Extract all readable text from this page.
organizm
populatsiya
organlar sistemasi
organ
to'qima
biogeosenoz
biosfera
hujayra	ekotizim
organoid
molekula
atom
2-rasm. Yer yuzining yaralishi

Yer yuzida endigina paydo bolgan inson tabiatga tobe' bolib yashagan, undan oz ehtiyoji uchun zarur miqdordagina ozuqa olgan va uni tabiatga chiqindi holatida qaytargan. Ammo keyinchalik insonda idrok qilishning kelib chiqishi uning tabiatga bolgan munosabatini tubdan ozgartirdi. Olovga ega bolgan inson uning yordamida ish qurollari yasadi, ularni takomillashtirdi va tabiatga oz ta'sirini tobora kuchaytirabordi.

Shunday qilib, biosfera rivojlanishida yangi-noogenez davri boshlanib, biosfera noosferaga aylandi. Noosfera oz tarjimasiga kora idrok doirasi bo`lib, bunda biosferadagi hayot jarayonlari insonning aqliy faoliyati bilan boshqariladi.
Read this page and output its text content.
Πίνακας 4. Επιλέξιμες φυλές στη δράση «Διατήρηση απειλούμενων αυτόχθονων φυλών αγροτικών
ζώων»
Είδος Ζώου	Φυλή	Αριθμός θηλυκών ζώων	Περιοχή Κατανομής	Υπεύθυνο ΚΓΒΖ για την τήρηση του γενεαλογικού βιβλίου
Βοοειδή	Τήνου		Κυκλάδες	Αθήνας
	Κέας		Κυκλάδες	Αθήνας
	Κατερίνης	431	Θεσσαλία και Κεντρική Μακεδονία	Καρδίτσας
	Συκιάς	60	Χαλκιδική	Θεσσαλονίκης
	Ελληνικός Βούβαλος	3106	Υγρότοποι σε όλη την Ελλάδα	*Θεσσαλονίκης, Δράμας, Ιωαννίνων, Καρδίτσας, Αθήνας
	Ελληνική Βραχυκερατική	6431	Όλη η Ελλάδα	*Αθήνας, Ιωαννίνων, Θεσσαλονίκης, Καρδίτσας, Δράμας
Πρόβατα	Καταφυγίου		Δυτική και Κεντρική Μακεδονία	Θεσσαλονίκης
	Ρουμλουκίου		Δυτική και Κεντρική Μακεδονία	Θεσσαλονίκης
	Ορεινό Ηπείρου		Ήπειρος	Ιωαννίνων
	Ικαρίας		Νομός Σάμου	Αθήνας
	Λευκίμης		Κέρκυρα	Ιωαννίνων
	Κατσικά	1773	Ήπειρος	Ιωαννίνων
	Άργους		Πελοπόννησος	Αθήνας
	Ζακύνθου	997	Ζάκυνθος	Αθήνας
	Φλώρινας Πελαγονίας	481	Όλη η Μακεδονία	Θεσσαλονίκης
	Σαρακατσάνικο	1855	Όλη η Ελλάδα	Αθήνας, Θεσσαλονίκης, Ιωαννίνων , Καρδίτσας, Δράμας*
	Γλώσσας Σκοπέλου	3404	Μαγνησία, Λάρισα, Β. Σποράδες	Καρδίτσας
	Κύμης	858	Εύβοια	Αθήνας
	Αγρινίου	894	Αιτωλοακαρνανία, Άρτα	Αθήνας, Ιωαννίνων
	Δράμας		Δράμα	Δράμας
***
- [Written task]:
Copy out every line that includes the word "Δράμας".

- [Written answer]:
	Ελληνικός Βούβαλος	3106	Υγρότοποι σε όλη την Ελλάδα	*Θεσσαλονίκης, Δράμας, Ιωαννίνων, Καρδίτσας, Αθήνας
	Ελληνική Βραχυκερατική	6431	Όλη η Ελλάδα	*Αθήνας, Ιωαννίνων, Θεσσαλονίκης, Καρδίτσας, Δράμας
	Σαρακατσάνικο	1855	Όλη η Ελλάδα	Αθήνας, Θεσσαλονίκης, Ιωαννίνων , Καρδίτσας, Δράμας*
	Δράμας		Δράμα	Δράμας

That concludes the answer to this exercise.